WHAT IS REQUIRED:
The lines wanted are those in the data below that include "escritores".

DATA SUPPLIED:
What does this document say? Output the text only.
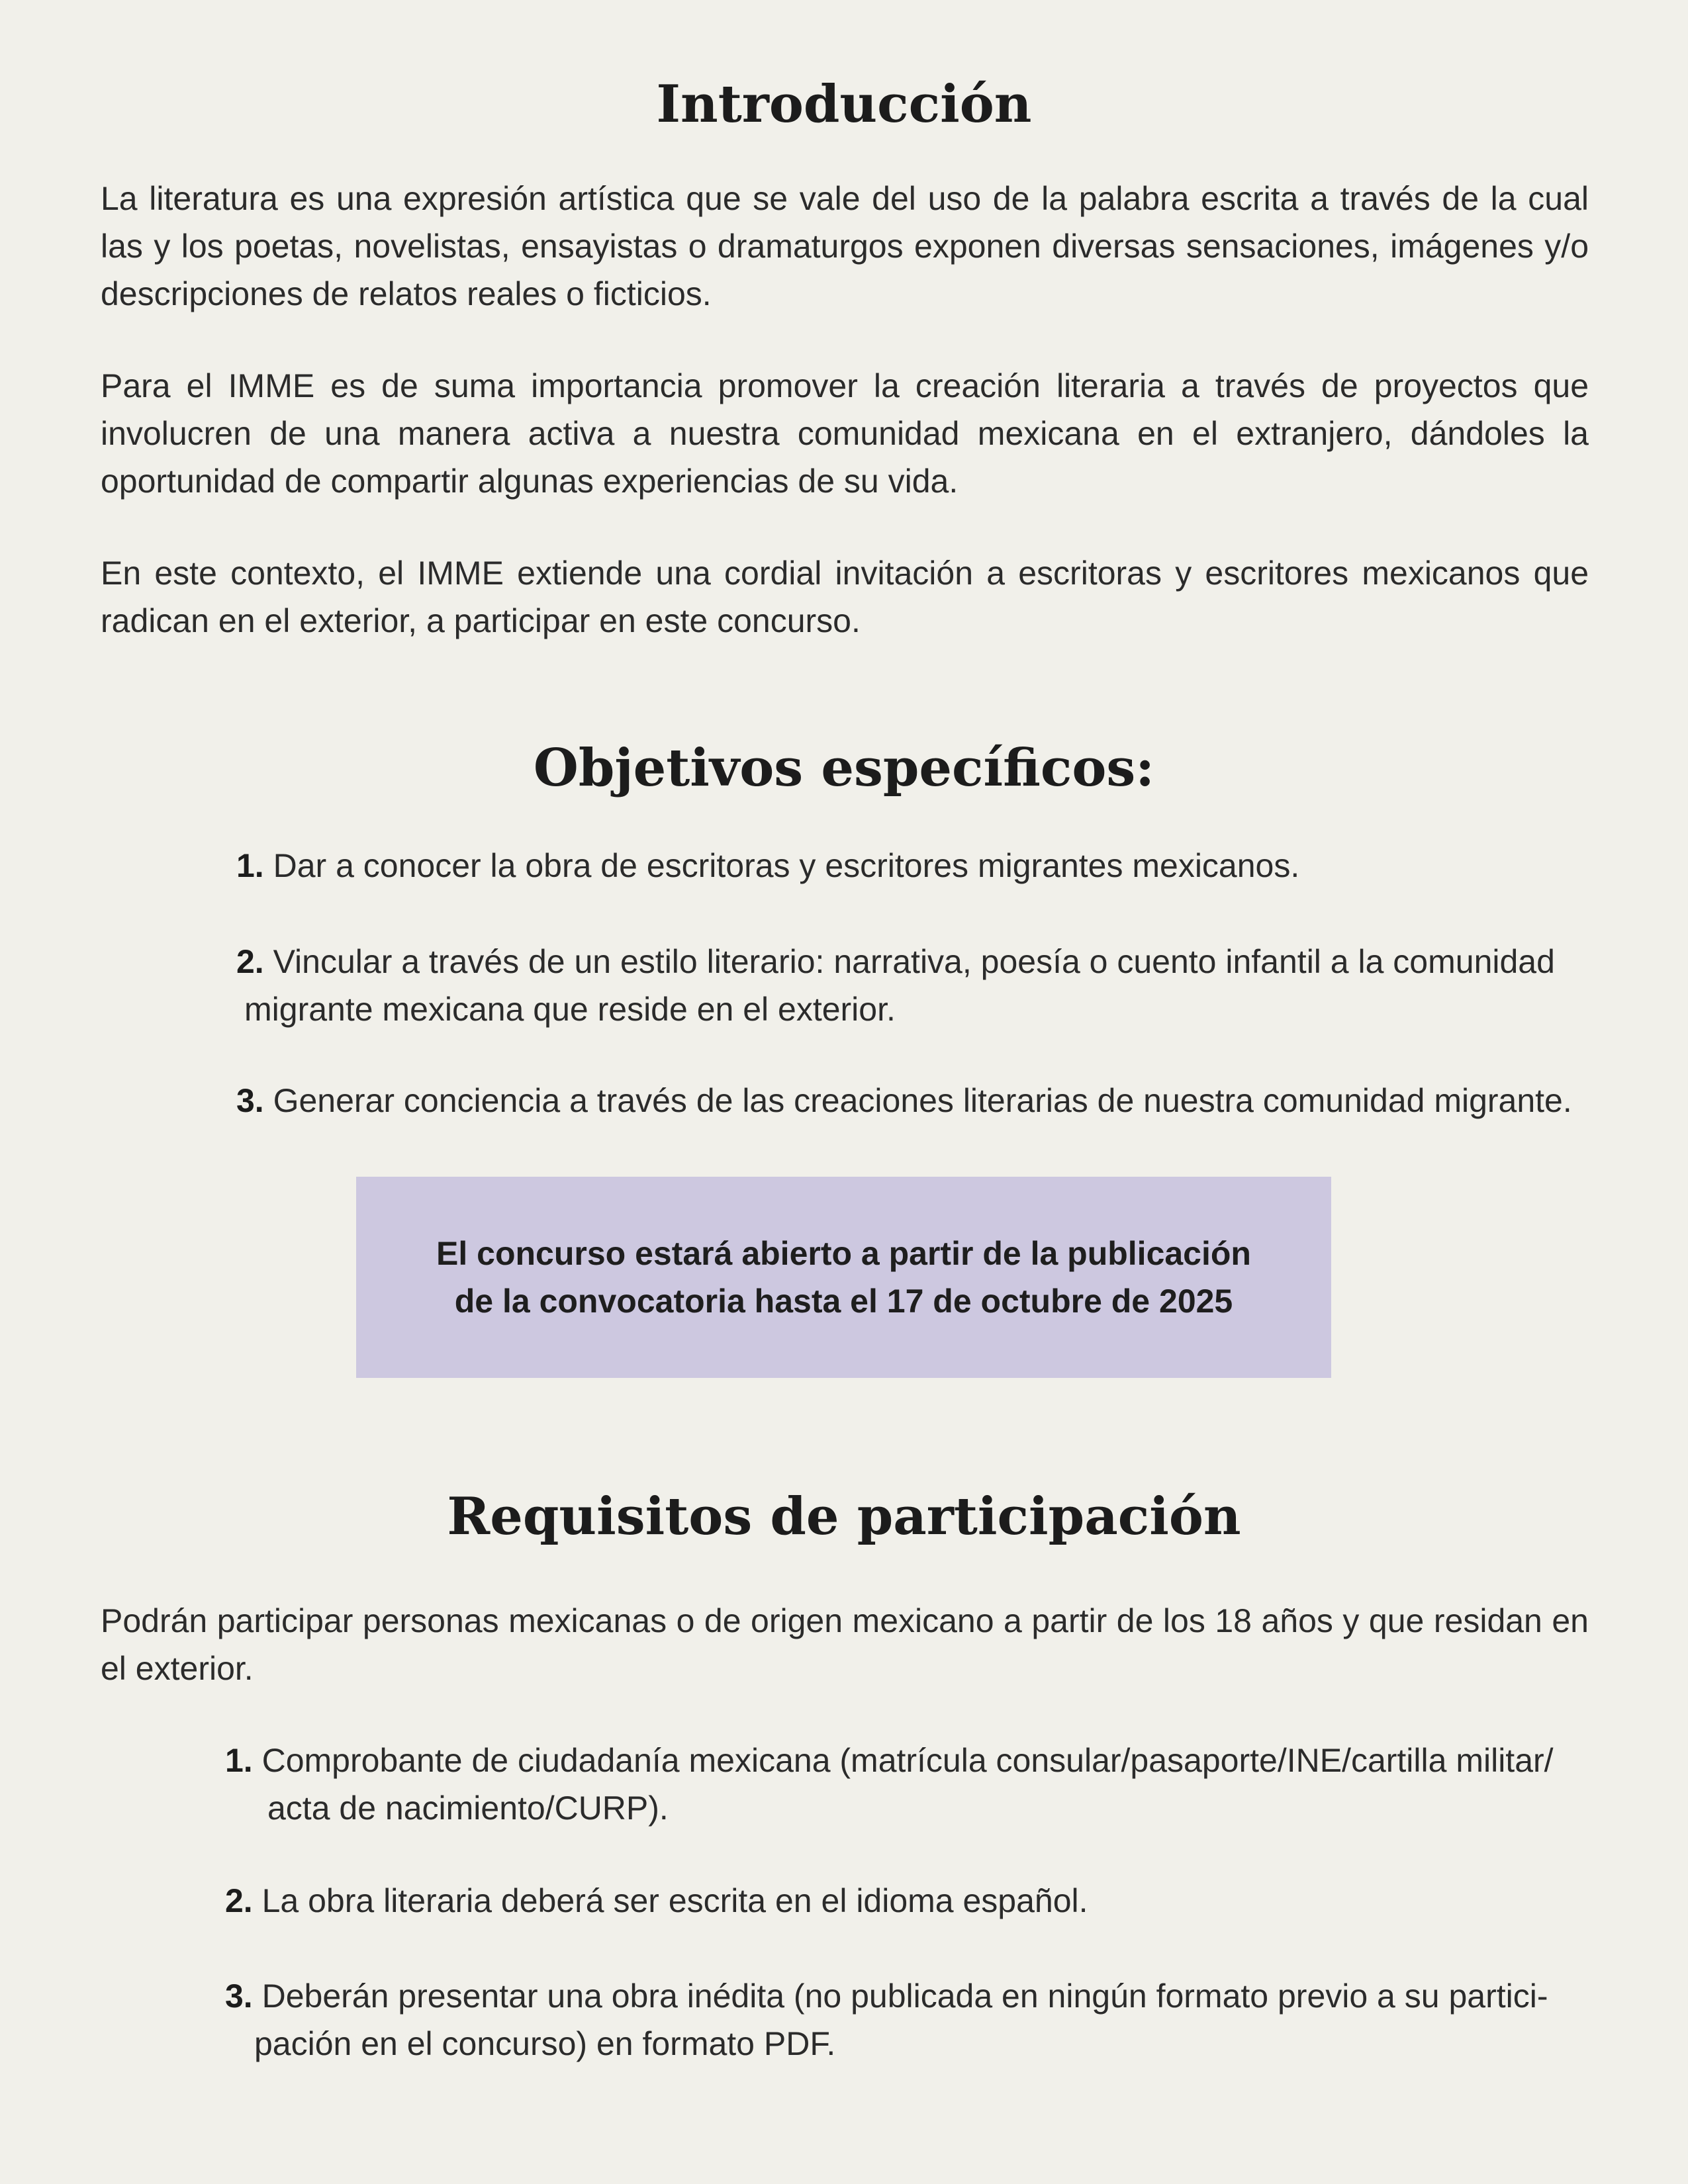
Introducción

La literatura es una expresión artística que se vale del uso de la palabra escrita a través de la cual las y los poetas, novelistas, ensayistas o dramaturgos exponen diversas sensaciones, imágenes y/o descripciones de relatos reales o ficticios.

Para el IMME es de suma importancia promover la creación literaria a través de proyectos que involucren de una manera activa a nuestra comunidad mexicana en el extranjero, dándoles la oportunidad de compartir algunas experiencias de su vida.

En este contexto, el IMME extiende una cordial invitación a escritoras y escritores mexicanos que radican en el exterior, a participar en este concurso.

Objetivos específicos:
1. Dar a conocer la obra de escritoras y escritores migrantes mexicanos.
2. Vincular a través de un estilo literario: narrativa, poesía o cuento infantil a la comunidad
migrante mexicana que reside en el exterior.
3. Generar conciencia a través de las creaciones literarias de nuestra comunidad migrante.
El concurso estará abierto a partir de la publicación
de la convocatoria hasta el 17 de octubre de 2025
Requisitos de participación

Podrán participar personas mexicanas o de origen mexicano a partir de los 18 años y que residan en el exterior.

1. Comprobante de ciudadanía mexicana (matrícula consular/pasaporte/INE/cartilla militar/
acta de nacimiento/CURP).
2. La obra literaria deberá ser escrita en el idioma español.
3. Deberán presentar una obra inédita (no publicada en ningún formato previo a su partici-
pación en el concurso) en formato PDF.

SOLUTION TO THE PROBLEM:
En este contexto, el IMME extiende una cordial invitación a escritoras y escritores mexicanos que radican en el exterior, a participar en este concurso.
1. Dar a conocer la obra de escritoras y escritores migrantes mexicanos.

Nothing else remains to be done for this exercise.